### OBJECTIVE
Exact reproduction is required for all entries.

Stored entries

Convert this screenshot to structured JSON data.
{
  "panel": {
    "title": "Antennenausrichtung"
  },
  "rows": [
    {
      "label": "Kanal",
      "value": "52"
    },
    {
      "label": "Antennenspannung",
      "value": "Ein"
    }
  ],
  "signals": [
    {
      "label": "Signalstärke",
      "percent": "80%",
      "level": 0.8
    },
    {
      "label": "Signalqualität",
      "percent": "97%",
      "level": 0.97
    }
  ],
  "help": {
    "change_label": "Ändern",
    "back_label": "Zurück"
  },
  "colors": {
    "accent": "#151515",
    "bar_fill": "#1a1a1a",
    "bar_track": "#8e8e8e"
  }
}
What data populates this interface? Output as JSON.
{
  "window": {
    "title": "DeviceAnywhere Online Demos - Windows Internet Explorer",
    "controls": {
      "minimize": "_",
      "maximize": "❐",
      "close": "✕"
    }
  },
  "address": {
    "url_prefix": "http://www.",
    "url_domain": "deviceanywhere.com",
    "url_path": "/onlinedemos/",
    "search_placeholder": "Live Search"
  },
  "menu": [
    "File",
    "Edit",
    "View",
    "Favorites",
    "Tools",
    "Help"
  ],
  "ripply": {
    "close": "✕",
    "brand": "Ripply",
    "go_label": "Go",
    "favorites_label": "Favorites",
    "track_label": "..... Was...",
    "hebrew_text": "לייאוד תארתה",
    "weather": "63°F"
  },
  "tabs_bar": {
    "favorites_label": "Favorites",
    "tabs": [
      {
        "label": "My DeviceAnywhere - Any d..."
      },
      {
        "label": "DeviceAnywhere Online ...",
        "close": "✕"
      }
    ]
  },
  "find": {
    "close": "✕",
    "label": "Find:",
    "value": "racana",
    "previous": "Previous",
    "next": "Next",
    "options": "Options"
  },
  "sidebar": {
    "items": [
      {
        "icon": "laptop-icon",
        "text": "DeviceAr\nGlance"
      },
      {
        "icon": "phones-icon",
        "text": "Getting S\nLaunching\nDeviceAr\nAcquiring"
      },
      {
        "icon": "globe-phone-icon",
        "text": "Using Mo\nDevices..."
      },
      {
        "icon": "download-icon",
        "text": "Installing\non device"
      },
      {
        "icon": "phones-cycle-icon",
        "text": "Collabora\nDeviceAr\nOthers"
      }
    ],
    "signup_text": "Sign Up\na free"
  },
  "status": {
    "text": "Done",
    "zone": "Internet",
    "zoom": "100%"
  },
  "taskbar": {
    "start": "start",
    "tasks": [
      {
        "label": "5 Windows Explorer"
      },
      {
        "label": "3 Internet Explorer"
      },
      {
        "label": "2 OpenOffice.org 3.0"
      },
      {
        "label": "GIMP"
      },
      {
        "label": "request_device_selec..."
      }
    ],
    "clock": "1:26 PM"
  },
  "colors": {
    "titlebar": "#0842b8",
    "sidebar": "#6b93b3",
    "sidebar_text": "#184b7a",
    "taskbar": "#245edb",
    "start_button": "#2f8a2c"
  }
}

### REPLY TO THE EXERCISE
Convert this screenshot to structured JSON data.
{
  "panel": {
    "title": "Antennenausrichtung"
  },
  "rows": [
    {
      "label": "Kanal",
      "value": "52"
    },
    {
      "label": "Antennenspannung",
      "value": "Ein"
    }
  ],
  "signals": [
    {
      "label": "Signalstärke",
      "percent": "80%",
      "level": 0.8
    },
    {
      "label": "Signalqualität",
      "percent": "97%",
      "level": 0.97
    }
  ],
  "help": {
    "change_label": "Ändern",
    "back_label": "Zurück"
  },
  "colors": {
    "accent": "#151515",
    "bar_fill": "#1a1a1a",
    "bar_track": "#8e8e8e"
  }
}
What data populates this interface? Output as JSON.
{
  "window": {
    "title": "DeviceAnywhere Online Demos - Windows Internet Explorer",
    "controls": {
      "minimize": "_",
      "maximize": "❐",
      "close": "✕"
    }
  },
  "address": {
    "url_prefix": "http://www.",
    "url_domain": "deviceanywhere.com",
    "url_path": "/onlinedemos/",
    "search_placeholder": "Live Search"
  },
  "menu": [
    "File",
    "Edit",
    "View",
    "Favorites",
    "Tools",
    "Help"
  ],
  "ripply": {
    "close": "✕",
    "brand": "Ripply",
    "go_label": "Go",
    "favorites_label": "Favorites",
    "track_label": "..... Was...",
    "hebrew_text": "לייאוד תארתה",
    "weather": "63°F"
  },
  "tabs_bar": {
    "favorites_label": "Favorites",
    "tabs": [
      {
        "label": "My DeviceAnywhere - Any d..."
      },
      {
        "label": "DeviceAnywhere Online ...",
        "close": "✕"
      }
    ]
  },
  "find": {
    "close": "✕",
    "label": "Find:",
    "value": "racana",
    "previous": "Previous",
    "next": "Next",
    "options": "Options"
  },
  "sidebar": {
    "items": [
      {
        "icon": "laptop-icon",
        "text": "DeviceAr\nGlance"
      },
      {
        "icon": "phones-icon",
        "text": "Getting S\nLaunching\nDeviceAr\nAcquiring"
      },
      {
        "icon": "globe-phone-icon",
        "text": "Using Mo\nDevices..."
      },
      {
        "icon": "download-icon",
        "text": "Installing\non device"
      },
      {
        "icon": "phones-cycle-icon",
        "text": "Collabora\nDeviceAr\nOthers"
      }
    ],
    "signup_text": "Sign Up\na free"
  },
  "status": {
    "text": "Done",
    "zone": "Internet",
    "zoom": "100%"
  },
  "taskbar": {
    "start": "start",
    "tasks": [
      {
        "label": "5 Windows Explorer"
      },
      {
        "label": "3 Internet Explorer"
      },
      {
        "label": "2 OpenOffice.org 3.0"
      },
      {
        "label": "GIMP"
      },
      {
        "label": "request_device_selec..."
      }
    ],
    "clock": "1:26 PM"
  },
  "colors": {
    "titlebar": "#0842b8",
    "sidebar": "#6b93b3",
    "sidebar_text": "#184b7a",
    "taskbar": "#245edb",
    "start_button": "#2f8a2c"
  }
}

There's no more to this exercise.